### Dataset records
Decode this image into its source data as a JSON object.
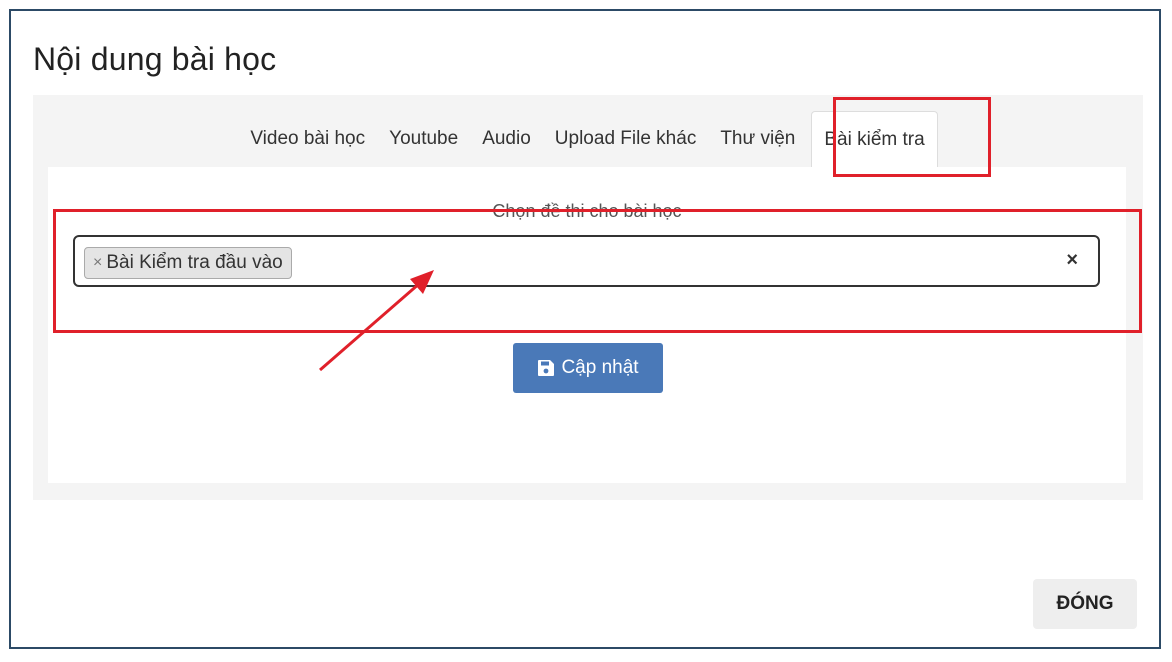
{
  "modal": {
    "title": "Nội dung bài học",
    "close_label": "ĐÓNG"
  },
  "tabs": [
    {
      "label": "Video bài học",
      "active": false
    },
    {
      "label": "Youtube",
      "active": false
    },
    {
      "label": "Audio",
      "active": false
    },
    {
      "label": "Upload File khác",
      "active": false
    },
    {
      "label": "Thư viện",
      "active": false
    },
    {
      "label": "Bài kiểm tra",
      "active": true
    }
  ],
  "exam": {
    "prompt": "Chọn đề thi cho bài học",
    "selected": [
      {
        "label": "Bài Kiểm tra đầu vào",
        "remove_glyph": "×"
      }
    ],
    "clear_glyph": "×",
    "update_label": "Cập nhật",
    "update_icon": "save-icon"
  },
  "colors": {
    "highlight": "#e0202a",
    "primary_button": "#4a79b8",
    "frame_border": "#2c4a66"
  }
}
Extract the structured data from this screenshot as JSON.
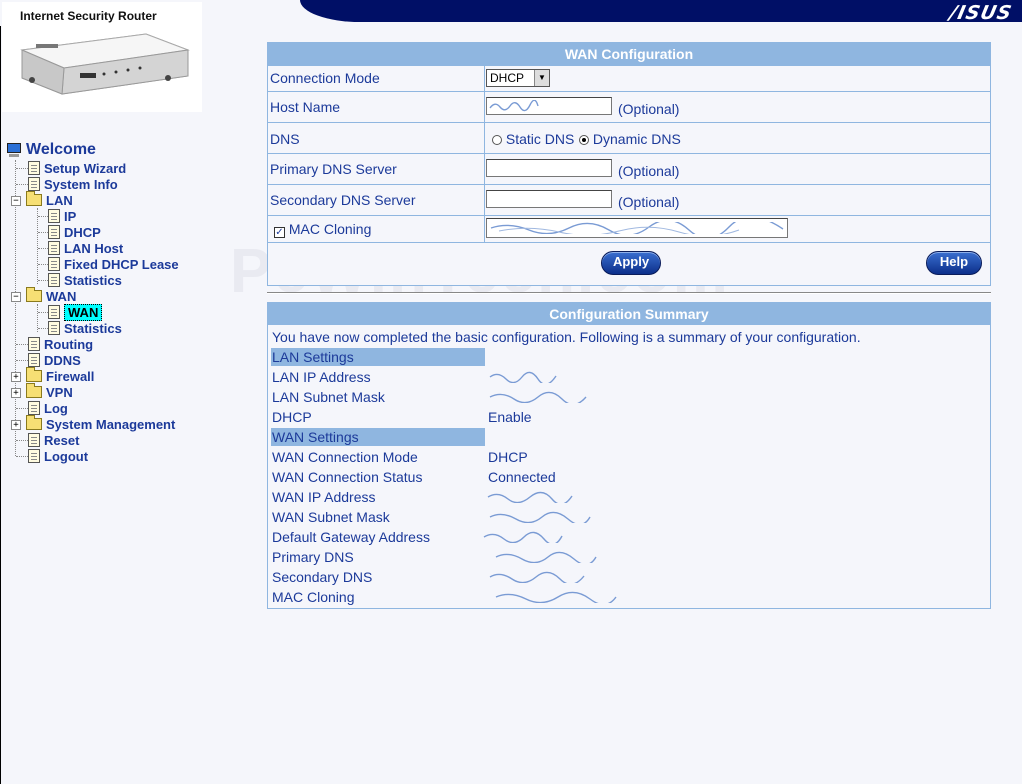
{
  "brand": {
    "logo": "/ISUS",
    "product_title": "Internet Security Router"
  },
  "watermark": "PcWinTech.com",
  "tree": {
    "welcome": "Welcome",
    "setup_wizard": "Setup Wizard",
    "system_info": "System Info",
    "lan": "LAN",
    "lan_ip": "IP",
    "lan_dhcp": "DHCP",
    "lan_host": "LAN Host",
    "lan_fixed": "Fixed DHCP Lease",
    "lan_stats": "Statistics",
    "wan": "WAN",
    "wan_wan": "WAN",
    "wan_stats": "Statistics",
    "routing": "Routing",
    "ddns": "DDNS",
    "firewall": "Firewall",
    "vpn": "VPN",
    "log": "Log",
    "system_management": "System Management",
    "reset": "Reset",
    "logout": "Logout"
  },
  "wan_config": {
    "title": "WAN Configuration",
    "connection_mode_label": "Connection Mode",
    "connection_mode_value": "DHCP",
    "host_name_label": "Host Name",
    "optional": "(Optional)",
    "dns_label": "DNS",
    "static_dns": "Static DNS",
    "dynamic_dns": "Dynamic DNS",
    "primary_dns_label": "Primary DNS Server",
    "secondary_dns_label": "Secondary DNS Server",
    "mac_cloning_label": "MAC Cloning",
    "apply": "Apply",
    "help": "Help"
  },
  "summary": {
    "title": "Configuration Summary",
    "intro": "You have now completed the basic configuration. Following is a summary of your configuration.",
    "lan_settings": "LAN Settings",
    "lan_ip_label": "LAN IP Address",
    "lan_mask_label": "LAN Subnet Mask",
    "dhcp_label": "DHCP",
    "dhcp_value": "Enable",
    "wan_settings": "WAN Settings",
    "wan_mode_label": "WAN Connection Mode",
    "wan_mode_value": "DHCP",
    "wan_status_label": "WAN Connection Status",
    "wan_status_value": "Connected",
    "wan_ip_label": "WAN IP Address",
    "wan_mask_label": "WAN Subnet Mask",
    "gateway_label": "Default Gateway Address",
    "primary_dns_label": "Primary DNS",
    "secondary_dns_label": "Secondary DNS",
    "mac_cloning_label": "MAC Cloning"
  },
  "colors": {
    "navy": "#000f66",
    "panel_blue": "#8fb6e0",
    "link_blue": "#1c3a9a",
    "selection": "#00ffff"
  }
}
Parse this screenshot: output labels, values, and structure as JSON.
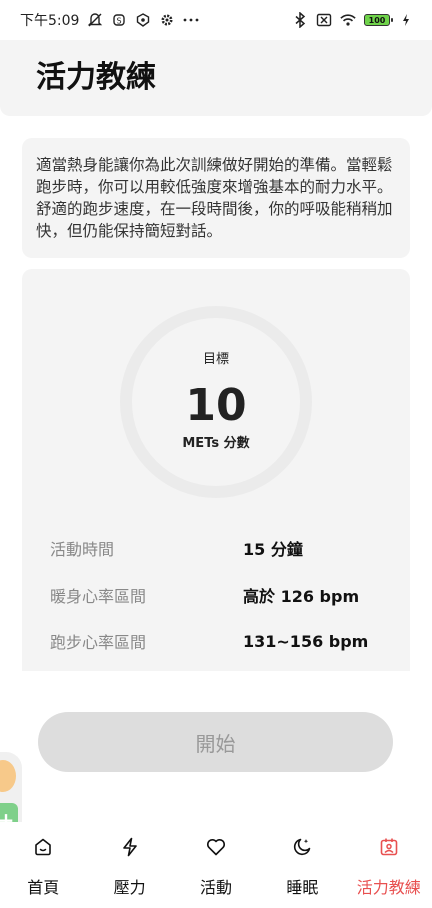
{
  "status_bar": {
    "time": "下午5:09",
    "battery_level": "100"
  },
  "header": {
    "title": "活力教練"
  },
  "description": {
    "text": "適當熱身能讓你為此次訓練做好開始的準備。當輕鬆跑步時，你可以用較低強度來增強基本的耐力水平。舒適的跑步速度，在一段時間後，你的呼吸能稍稍加快，但仍能保持簡短對話。"
  },
  "target": {
    "label": "目標",
    "value": "10",
    "unit": "METs 分數"
  },
  "info_rows": [
    {
      "label": "活動時間",
      "value": "15 分鐘"
    },
    {
      "label": "暖身心率區間",
      "value": "高於 126 bpm"
    },
    {
      "label": "跑步心率區間",
      "value": "131~156 bpm"
    }
  ],
  "start_button": {
    "label": "開始"
  },
  "nav": {
    "items": [
      {
        "label": "首頁",
        "icon": "home-icon"
      },
      {
        "label": "壓力",
        "icon": "lightning-icon"
      },
      {
        "label": "活動",
        "icon": "heart-icon"
      },
      {
        "label": "睡眠",
        "icon": "moon-icon"
      },
      {
        "label": "活力教練",
        "icon": "coach-icon",
        "active": true
      }
    ]
  },
  "colors": {
    "accent": "#e85050",
    "card_bg": "#f4f4f4",
    "button_bg": "#dddddd"
  }
}
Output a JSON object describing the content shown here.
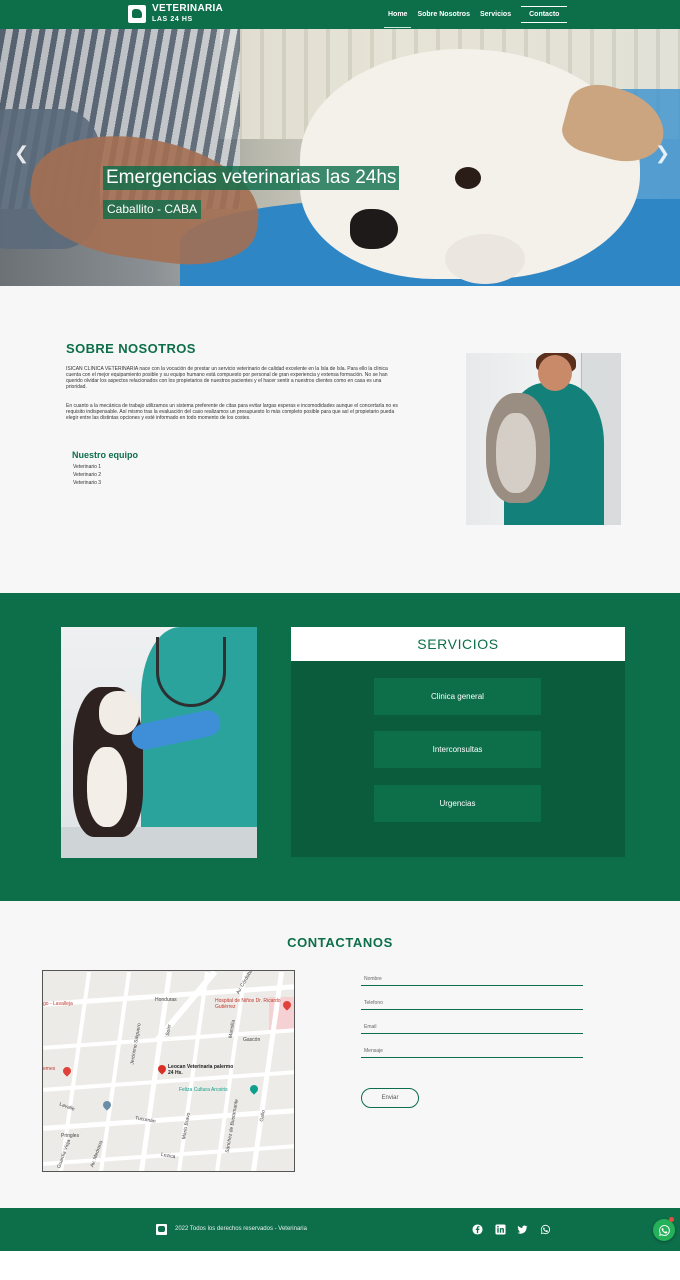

### Set exercise
Identify the lines that contain the string "object", and copy every one of them.

### Exercise result
Decode this image into its source data as a JSON object.
Output a JSON object describing the content shown here.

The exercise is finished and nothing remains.